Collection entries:
_ _ _ _ _ _ _
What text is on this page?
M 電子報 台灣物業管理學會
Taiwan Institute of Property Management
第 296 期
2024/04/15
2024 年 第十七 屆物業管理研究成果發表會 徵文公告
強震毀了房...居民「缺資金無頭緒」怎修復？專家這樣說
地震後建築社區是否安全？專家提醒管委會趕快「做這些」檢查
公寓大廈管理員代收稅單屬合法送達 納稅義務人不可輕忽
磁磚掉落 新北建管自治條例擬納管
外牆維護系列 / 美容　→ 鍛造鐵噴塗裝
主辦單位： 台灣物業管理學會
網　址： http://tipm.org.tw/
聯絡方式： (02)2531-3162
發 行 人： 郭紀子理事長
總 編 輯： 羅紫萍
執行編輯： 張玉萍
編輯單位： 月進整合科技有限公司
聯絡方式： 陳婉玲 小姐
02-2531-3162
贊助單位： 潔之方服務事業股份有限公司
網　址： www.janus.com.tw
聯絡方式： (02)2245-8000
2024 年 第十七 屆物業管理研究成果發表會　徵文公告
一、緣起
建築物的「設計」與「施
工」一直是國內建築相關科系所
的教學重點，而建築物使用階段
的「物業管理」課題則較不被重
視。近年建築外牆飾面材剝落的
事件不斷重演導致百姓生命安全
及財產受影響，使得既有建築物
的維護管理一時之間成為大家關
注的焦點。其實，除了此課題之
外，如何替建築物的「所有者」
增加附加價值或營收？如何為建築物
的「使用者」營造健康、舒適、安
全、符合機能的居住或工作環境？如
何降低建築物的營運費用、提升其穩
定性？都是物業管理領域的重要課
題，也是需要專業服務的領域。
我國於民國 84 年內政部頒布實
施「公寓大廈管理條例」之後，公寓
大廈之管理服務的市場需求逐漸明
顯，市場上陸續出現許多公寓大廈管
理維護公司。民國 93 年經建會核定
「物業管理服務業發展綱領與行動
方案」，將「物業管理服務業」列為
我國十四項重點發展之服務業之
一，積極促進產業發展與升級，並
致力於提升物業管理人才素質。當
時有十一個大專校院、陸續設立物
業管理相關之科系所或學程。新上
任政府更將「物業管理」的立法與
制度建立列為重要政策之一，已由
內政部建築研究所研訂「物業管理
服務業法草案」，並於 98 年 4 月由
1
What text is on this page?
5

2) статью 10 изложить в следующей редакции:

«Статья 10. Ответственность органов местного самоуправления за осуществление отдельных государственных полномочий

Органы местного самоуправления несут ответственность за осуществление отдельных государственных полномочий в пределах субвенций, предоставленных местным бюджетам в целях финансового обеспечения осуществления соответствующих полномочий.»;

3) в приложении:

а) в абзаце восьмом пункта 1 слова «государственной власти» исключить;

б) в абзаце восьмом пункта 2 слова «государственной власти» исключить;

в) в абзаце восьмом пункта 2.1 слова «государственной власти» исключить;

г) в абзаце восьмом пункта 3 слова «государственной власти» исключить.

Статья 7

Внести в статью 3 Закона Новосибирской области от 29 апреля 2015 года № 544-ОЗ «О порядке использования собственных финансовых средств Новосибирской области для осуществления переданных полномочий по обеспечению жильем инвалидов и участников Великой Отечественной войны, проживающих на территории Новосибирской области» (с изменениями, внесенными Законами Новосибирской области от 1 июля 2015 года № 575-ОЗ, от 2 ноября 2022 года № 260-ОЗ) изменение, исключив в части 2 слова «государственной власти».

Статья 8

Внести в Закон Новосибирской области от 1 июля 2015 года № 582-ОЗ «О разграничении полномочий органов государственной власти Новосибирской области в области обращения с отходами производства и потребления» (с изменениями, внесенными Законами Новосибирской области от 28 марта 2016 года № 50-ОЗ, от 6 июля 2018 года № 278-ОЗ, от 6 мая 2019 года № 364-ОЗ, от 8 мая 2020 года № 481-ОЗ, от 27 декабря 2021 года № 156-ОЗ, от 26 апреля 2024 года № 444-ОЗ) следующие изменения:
_ _ _ _ _ _ _
* _What you need to do_
Find each line with the string "абзаце" and copy it out.

* _Full output_
а) в абзаце восьмом пункта 1 слова «государственной власти» исключить;
б) в абзаце восьмом пункта 2 слова «государственной власти» исключить;
в) в абзаце восьмом пункта 2.1 слова «государственной власти» исключить;
г) в абзаце восьмом пункта 3 слова «государственной власти» исключить.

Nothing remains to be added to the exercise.